_Study text:_
Trump visit yields downstream progress
Thursday, Jun 08, 2017
Riyadh and Washington have announced several commitments to joint downstream investment, both within the kingdom and the US, following the recent meeting between the two heads of state.

State oil giant Saudi Aramco pledged to spend billions of dollars on expanding in the Americas through Texas-based refiner Motiva Enterprises – which became a wholly owned subsidiary at the start of the month.

US-based Dow Chemical, Aramco’s partner in the groundbreaking Sadara petrochemicals complex nearing completion at Jubail, announced plans to establish two new facilities in the kingdom.

Meanwhile, Riyadh’s traditional petrochemicals champion, Saudi Basic Industries Corp. (SABIC), affirmed its intention to progress to detailed studies on its planned ethylene complex on the US Gulf Coast following recent site selection.

Motiva formally became a 100% subsidiary of Aramco on May 1 with the US$2.2 billion divestment by former equal partner Royal Dutch Shell.

The firm’s main asset is a refinery at Port Arthur in Texas – which became the US’ largest after a US$12 billion expansion completed in 2012 taking capacity to 600,000 bpd.

Speaking during the Saudi-US CEO Forum in Riyadh on May 20, Aramco head Amin Nasser announced plans to invest US$18 billion in US downstream, chiefly through Motiva, by 2023. Further refinery expansion and the extension of the American asset’s operations into the petrochemicals sector are being mooted.

_Task instructions:_
a - Reproduce the part of the Saudi-US downstream investment article that opens with the words containing "US-based Dow Chemical, Aramco’s" and closes with "Royal Dutch Shell.".
b - Answer these questions from the Saudi-US downstream investment article:
(i) On what date did Motiva formally become a 100% subsidiary of Aramco?
(ii) Where is the Sadara petrochemicals complex located?
(iii) How much does Aramco plan to invest in US downstream by 2023?
c - How would the Saudi-US downstream investment article continue? Extend it past its final sentence.
The rows after this point are separate material with no connection to the article.

_Listed records:_
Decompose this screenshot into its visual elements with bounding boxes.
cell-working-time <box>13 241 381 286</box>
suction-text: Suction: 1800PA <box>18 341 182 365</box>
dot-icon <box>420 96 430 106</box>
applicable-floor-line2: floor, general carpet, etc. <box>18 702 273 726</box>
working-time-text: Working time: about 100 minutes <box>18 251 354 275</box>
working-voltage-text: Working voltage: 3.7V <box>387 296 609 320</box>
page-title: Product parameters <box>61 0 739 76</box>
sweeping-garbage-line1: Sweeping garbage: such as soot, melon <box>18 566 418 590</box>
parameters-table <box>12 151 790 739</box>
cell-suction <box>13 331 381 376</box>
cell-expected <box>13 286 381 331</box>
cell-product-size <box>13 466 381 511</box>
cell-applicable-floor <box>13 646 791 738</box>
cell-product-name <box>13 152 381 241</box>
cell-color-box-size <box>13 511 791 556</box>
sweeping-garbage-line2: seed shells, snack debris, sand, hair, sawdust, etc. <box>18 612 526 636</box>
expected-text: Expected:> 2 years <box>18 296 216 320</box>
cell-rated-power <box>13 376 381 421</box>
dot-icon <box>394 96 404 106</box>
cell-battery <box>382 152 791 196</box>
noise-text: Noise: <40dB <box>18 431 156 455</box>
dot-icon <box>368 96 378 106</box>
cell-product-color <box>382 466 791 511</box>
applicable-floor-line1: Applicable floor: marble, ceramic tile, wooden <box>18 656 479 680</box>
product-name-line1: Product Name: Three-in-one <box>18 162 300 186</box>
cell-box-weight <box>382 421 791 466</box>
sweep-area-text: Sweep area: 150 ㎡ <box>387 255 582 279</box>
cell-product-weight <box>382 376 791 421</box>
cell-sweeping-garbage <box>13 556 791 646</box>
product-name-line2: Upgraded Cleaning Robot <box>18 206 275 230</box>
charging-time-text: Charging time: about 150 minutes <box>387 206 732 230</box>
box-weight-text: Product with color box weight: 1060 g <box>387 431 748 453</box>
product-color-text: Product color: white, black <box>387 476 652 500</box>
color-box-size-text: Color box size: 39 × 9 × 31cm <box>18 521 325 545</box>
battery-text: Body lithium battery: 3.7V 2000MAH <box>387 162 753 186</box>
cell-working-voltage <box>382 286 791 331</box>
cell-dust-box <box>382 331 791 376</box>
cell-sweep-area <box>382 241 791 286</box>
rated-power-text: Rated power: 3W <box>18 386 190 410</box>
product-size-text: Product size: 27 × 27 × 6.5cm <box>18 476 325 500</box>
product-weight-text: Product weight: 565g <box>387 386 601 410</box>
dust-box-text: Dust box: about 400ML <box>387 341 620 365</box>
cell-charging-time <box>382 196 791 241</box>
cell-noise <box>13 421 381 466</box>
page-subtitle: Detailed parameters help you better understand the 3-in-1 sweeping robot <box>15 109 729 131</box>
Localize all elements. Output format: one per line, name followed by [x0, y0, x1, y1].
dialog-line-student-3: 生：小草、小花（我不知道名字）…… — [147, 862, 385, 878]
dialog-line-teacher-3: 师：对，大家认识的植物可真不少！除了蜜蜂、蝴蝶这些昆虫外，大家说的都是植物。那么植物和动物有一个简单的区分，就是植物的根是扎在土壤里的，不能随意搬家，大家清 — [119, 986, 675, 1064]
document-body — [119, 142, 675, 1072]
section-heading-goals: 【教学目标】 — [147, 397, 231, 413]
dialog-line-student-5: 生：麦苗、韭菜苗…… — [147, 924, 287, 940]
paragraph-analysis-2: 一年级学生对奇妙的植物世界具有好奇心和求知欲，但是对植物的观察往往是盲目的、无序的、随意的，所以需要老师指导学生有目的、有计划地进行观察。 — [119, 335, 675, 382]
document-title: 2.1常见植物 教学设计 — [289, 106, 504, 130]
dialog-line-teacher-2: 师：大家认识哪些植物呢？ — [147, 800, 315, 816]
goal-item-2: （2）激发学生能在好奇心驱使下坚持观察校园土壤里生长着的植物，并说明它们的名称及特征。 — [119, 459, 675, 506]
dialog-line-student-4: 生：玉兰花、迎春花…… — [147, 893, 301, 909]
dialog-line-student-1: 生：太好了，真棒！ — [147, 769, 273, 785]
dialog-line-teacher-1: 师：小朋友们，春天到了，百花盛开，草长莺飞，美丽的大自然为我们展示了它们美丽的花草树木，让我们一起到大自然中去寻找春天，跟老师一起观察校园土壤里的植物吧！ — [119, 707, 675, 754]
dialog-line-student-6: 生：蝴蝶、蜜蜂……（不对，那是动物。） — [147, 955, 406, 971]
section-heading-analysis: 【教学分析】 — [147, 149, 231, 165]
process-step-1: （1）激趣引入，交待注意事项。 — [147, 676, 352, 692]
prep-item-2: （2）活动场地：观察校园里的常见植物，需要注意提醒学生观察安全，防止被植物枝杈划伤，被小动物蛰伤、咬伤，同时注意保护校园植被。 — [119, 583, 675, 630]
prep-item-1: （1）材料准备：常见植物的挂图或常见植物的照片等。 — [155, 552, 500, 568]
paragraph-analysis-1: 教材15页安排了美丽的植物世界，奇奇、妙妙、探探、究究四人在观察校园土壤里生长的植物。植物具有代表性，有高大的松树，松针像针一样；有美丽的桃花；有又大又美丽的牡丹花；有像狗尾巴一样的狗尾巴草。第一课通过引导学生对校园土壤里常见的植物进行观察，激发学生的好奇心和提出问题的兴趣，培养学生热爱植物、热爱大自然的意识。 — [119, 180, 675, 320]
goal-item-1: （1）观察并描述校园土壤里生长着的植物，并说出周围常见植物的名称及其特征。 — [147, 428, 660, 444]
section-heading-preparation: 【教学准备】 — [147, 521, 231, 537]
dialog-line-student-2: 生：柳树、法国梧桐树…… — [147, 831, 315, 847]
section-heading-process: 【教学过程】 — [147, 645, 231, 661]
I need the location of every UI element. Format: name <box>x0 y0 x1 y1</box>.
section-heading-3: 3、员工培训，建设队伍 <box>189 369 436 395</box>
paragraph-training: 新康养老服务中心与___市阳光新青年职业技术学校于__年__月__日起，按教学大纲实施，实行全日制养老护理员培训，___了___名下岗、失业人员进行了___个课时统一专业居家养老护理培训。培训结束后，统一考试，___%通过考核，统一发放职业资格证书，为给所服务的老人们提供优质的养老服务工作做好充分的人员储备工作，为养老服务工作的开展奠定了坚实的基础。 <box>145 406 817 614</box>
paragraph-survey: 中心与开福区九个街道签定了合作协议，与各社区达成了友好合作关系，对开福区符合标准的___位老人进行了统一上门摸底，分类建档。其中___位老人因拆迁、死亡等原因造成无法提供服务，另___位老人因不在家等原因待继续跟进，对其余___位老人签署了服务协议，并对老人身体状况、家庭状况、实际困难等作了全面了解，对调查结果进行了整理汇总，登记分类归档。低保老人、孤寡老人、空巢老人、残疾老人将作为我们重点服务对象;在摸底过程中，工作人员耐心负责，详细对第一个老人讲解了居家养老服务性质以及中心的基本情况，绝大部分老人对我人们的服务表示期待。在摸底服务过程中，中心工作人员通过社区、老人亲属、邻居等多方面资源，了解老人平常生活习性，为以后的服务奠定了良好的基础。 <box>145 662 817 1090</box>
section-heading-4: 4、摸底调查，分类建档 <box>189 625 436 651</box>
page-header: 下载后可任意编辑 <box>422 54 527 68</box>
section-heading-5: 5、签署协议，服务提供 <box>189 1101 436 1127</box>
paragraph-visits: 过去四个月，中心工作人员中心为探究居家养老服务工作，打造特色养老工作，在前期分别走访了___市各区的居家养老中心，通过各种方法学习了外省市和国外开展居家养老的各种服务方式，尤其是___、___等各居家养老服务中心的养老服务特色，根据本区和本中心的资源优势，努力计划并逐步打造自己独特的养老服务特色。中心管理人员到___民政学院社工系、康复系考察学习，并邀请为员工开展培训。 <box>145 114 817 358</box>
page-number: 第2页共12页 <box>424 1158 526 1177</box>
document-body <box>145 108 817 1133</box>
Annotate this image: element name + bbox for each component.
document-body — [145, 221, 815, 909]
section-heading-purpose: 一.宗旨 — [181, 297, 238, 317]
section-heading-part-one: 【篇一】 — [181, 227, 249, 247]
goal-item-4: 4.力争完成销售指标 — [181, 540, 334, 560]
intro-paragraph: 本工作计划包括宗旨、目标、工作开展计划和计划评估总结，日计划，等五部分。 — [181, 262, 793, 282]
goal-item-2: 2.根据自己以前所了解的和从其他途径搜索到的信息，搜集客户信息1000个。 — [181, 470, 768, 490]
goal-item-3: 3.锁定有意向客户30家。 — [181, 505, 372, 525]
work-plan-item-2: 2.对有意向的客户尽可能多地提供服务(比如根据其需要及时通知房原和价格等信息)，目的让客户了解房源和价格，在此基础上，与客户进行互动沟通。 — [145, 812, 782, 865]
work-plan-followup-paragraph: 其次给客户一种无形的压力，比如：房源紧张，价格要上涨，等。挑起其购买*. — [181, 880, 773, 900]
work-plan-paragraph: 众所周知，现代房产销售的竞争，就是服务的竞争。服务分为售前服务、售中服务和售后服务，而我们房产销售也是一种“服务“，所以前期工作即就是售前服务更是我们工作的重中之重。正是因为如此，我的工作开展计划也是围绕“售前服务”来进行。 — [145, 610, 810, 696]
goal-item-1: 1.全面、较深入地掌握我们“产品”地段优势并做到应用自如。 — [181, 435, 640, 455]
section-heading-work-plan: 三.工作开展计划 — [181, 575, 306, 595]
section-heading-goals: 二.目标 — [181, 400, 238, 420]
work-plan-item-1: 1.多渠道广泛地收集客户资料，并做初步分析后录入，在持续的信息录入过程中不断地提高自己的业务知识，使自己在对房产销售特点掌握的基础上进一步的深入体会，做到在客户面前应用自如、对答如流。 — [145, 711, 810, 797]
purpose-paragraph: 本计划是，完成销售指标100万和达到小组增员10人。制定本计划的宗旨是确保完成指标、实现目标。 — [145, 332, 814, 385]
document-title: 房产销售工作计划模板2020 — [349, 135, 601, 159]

_Answer section:_
a -
US-based Dow Chemical, Aramco’s partner in the groundbreaking Sadara petrochemicals complex nearing completion at Jubail, announced plans to establish two new facilities in the kingdom.

Meanwhile, Riyadh’s traditional petrochemicals champion, Saudi Basic Industries Corp. (SABIC), affirmed its intention to progress to detailed studies on its planned ethylene complex on the US Gulf Coast following recent site selection.

Motiva formally became a 100% subsidiary of Aramco on May 1 with the US$2.2 billion divestment by former equal partner Royal Dutch Shell.

b -
(i) May 1
(ii) Jubail
(iii) US$18 billion

c -
The pledge was later confirmed in a statement directly from Motiva: “As a wholly owned affiliate of Saudi Aramco, Motiva is expected to be the primary focus of an US$18 billion growth effort throughout the Americas and is exploring opportunities to increase refining capacity, breach into chemicals, and expand its commercial operations, marketing and branded presence over the next five years,” the company said.

The terms of the Shell separation gave Aramco the rights to retain ownership of the Motiva brand name and allocated the Saudi firm 24 distribution terminals supplying 5,300 retail outlets across various southern states.

Nasser was quoted as claiming that Aramco was examining the acquisition of an additional US refinery and had assessed three chemical plants being put up for sale by their undisclosed owners.

The Motiva statement also noted that an increase in capacity of the Port Arthur facility’s largest hydro cracking unit and diesel hydrotreater – raising capacity by around 30% to 105,000 bpd – had recently been completed. It added that a new marine terminal at the site, being developed with US midstream counterpart Northstar, was scheduled for completion in July.

Meanwhile, SABIC is set to beat its parastatal rival in establishing petrochemicals production capacity in the US. A long-standing ambition to expand into shale gas-based output was realised in July in the form of an agreement with US heavyweight ExxonMobil to conduct studies into the development of a complex comprising a 1.8 million tpy ethane cracker and derivatives units, with a site near Corpus Christi in Texas selected in early May.

An agreement was signed on May 20 committing the two firms to proceeding with engineering design and technical and commercial studies on the estimated US$10 billion plant – which is envisaged including a mono-ethyelene glycol unit and two polyethylene units.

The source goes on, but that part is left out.